[Source records — start]
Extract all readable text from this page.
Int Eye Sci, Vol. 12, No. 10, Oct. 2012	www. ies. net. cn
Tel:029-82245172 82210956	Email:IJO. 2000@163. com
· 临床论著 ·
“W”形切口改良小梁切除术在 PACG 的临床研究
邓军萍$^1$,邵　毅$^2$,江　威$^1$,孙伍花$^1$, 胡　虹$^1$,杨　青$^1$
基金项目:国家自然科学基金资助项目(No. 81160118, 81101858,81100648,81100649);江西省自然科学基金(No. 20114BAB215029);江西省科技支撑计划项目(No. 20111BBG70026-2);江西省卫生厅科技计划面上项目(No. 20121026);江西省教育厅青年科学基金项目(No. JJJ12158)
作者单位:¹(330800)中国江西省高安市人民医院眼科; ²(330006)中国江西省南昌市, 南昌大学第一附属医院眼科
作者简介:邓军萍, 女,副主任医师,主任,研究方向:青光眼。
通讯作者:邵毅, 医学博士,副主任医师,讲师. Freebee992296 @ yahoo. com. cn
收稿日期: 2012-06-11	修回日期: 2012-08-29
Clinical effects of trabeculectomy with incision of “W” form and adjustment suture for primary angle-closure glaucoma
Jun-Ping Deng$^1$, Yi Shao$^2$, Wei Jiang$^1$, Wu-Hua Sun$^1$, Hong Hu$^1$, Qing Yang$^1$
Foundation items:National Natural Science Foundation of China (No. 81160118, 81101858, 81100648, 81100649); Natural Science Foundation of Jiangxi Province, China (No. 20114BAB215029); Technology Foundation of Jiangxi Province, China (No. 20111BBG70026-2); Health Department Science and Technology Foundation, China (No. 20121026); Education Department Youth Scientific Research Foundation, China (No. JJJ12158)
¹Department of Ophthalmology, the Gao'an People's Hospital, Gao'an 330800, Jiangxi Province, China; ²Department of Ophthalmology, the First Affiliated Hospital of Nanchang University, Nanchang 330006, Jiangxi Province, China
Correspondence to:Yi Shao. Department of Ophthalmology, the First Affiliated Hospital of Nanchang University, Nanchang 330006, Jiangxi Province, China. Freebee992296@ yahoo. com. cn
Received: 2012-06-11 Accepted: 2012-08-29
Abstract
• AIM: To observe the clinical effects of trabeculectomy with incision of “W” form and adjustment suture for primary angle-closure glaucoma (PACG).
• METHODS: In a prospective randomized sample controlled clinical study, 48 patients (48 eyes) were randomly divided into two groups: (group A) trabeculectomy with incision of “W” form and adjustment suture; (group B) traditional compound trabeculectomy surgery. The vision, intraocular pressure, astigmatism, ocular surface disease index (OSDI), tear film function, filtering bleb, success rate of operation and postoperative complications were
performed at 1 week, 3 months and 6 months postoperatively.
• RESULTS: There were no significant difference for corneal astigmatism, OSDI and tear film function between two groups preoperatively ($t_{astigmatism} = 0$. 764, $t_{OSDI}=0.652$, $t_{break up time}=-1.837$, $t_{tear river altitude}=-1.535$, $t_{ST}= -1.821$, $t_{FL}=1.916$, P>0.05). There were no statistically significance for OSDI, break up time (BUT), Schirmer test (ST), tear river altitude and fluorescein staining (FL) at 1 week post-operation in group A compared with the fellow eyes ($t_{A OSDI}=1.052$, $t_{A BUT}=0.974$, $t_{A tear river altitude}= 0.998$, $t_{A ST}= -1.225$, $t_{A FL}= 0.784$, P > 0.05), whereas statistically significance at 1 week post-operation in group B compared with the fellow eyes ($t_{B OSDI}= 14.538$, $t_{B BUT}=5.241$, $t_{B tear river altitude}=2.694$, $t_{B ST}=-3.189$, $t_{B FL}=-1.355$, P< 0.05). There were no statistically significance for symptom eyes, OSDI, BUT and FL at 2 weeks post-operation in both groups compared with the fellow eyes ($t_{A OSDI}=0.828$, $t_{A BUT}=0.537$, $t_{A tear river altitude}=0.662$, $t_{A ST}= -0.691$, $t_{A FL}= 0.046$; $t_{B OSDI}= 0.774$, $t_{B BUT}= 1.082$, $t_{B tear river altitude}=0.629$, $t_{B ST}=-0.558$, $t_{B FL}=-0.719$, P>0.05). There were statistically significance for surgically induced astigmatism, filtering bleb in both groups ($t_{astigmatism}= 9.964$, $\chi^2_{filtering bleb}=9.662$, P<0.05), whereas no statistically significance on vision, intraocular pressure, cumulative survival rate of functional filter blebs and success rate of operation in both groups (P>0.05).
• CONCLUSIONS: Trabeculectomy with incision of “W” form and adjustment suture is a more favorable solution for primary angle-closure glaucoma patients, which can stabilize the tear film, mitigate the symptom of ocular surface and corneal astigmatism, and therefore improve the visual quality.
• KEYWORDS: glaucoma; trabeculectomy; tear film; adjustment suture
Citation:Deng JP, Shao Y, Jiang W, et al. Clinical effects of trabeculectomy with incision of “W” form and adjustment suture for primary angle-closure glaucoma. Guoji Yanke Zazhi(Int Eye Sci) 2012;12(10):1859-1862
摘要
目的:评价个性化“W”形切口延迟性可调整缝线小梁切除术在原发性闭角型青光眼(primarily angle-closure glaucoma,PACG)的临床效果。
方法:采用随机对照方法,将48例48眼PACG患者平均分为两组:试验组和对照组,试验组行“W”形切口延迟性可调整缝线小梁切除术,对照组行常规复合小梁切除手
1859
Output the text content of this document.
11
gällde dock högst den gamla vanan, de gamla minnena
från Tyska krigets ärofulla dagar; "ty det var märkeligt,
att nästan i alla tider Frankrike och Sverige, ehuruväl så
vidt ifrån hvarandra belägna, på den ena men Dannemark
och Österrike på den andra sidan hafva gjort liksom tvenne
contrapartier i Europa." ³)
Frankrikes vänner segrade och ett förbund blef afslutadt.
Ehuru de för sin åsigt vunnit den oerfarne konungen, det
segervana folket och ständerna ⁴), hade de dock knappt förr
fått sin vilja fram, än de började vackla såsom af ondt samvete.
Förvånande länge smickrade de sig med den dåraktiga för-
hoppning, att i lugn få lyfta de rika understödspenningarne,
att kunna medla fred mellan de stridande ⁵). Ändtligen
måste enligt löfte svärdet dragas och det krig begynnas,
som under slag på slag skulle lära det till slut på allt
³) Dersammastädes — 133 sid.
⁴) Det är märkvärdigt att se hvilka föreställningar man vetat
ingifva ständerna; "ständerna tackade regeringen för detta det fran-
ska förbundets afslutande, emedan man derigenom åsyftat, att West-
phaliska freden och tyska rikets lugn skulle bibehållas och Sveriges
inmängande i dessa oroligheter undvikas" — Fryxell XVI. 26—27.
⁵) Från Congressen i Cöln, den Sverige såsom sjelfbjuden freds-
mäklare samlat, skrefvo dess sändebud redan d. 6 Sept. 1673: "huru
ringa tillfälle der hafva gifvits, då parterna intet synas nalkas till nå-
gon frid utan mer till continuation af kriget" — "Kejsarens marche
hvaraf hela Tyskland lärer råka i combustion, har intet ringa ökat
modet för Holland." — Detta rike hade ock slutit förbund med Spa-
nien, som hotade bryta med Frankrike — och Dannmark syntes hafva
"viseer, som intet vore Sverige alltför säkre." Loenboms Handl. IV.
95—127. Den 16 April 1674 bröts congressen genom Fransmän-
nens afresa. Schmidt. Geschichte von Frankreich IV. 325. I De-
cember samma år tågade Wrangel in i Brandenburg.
[Source records — finish]
#### What to work on
Every line above with the string "ringa" in it should be copied into the answer.

#### Task output
ringa tillfälle der hafva gifvits, då parterna intet synas nalkas till nå-
hvaraf hela Tyskland lärer råka i combustion, har intet ringa ökat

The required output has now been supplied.